**EXERCISE:** Exclude images, then output the remaining data verbatim.

━━━ GIVEN DATA

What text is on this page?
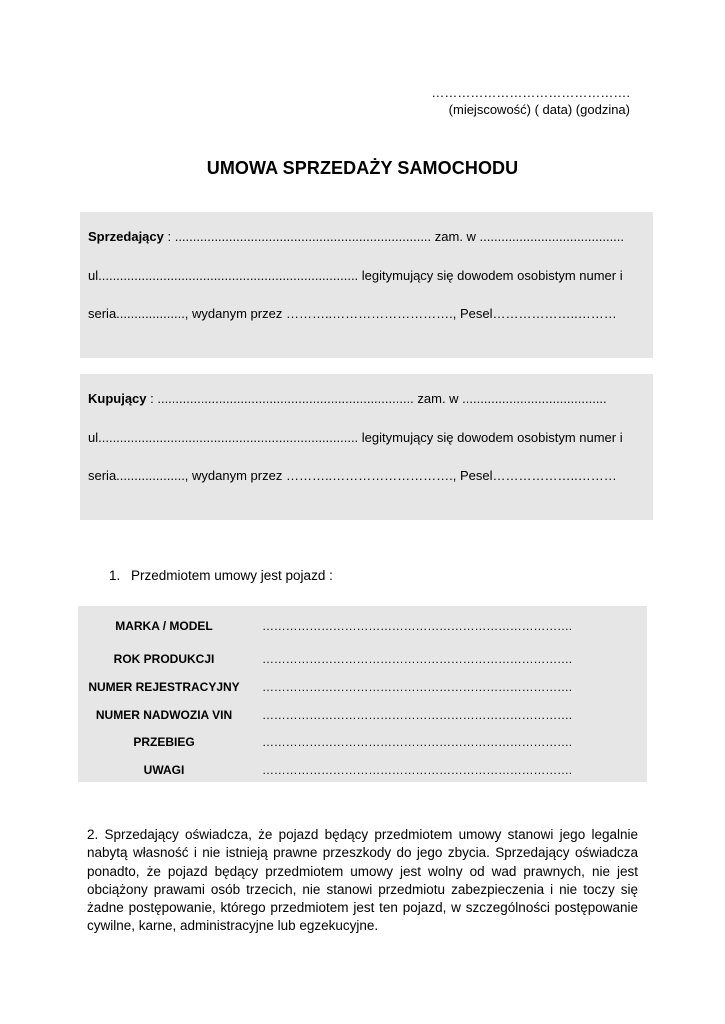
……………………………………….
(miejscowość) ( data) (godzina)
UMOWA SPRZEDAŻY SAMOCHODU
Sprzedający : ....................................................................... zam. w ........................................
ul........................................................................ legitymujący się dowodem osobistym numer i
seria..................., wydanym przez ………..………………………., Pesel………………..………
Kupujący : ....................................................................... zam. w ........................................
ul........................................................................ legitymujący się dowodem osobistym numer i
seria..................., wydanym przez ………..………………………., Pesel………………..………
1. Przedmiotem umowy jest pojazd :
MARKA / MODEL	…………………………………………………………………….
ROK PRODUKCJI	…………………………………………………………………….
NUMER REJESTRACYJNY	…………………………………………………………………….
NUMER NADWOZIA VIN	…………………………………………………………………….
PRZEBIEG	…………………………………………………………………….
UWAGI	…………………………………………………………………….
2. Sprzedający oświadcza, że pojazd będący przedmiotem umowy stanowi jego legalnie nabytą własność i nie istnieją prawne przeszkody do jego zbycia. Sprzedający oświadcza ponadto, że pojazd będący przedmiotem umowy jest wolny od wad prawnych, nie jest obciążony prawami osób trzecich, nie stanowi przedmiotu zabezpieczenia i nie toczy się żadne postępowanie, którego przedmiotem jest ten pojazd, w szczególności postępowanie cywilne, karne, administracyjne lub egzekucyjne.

━━━━━━

**COMPLETE RESPONSE:**
What text is on this page?
……………………………………….
(miejscowość) ( data) (godzina)
UMOWA SPRZEDAŻY SAMOCHODU
Sprzedający : ....................................................................... zam. w ........................................
ul........................................................................ legitymujący się dowodem osobistym numer i
seria..................., wydanym przez ………..………………………., Pesel………………..………
Kupujący : ....................................................................... zam. w ........................................
ul........................................................................ legitymujący się dowodem osobistym numer i
seria..................., wydanym przez ………..………………………., Pesel………………..………
1. Przedmiotem umowy jest pojazd :
MARKA / MODEL	…………………………………………………………………….
ROK PRODUKCJI	…………………………………………………………………….
NUMER REJESTRACYJNY	…………………………………………………………………….
NUMER NADWOZIA VIN	…………………………………………………………………….
PRZEBIEG	…………………………………………………………………….
UWAGI	…………………………………………………………………….
2. Sprzedający oświadcza, że pojazd będący przedmiotem umowy stanowi jego legalnie nabytą własność i nie istnieją prawne przeszkody do jego zbycia. Sprzedający oświadcza ponadto, że pojazd będący przedmiotem umowy jest wolny od wad prawnych, nie jest obciążony prawami osób trzecich, nie stanowi przedmiotu zabezpieczenia i nie toczy się żadne postępowanie, którego przedmiotem jest ten pojazd, w szczególności postępowanie cywilne, karne, administracyjne lub egzekucyjne.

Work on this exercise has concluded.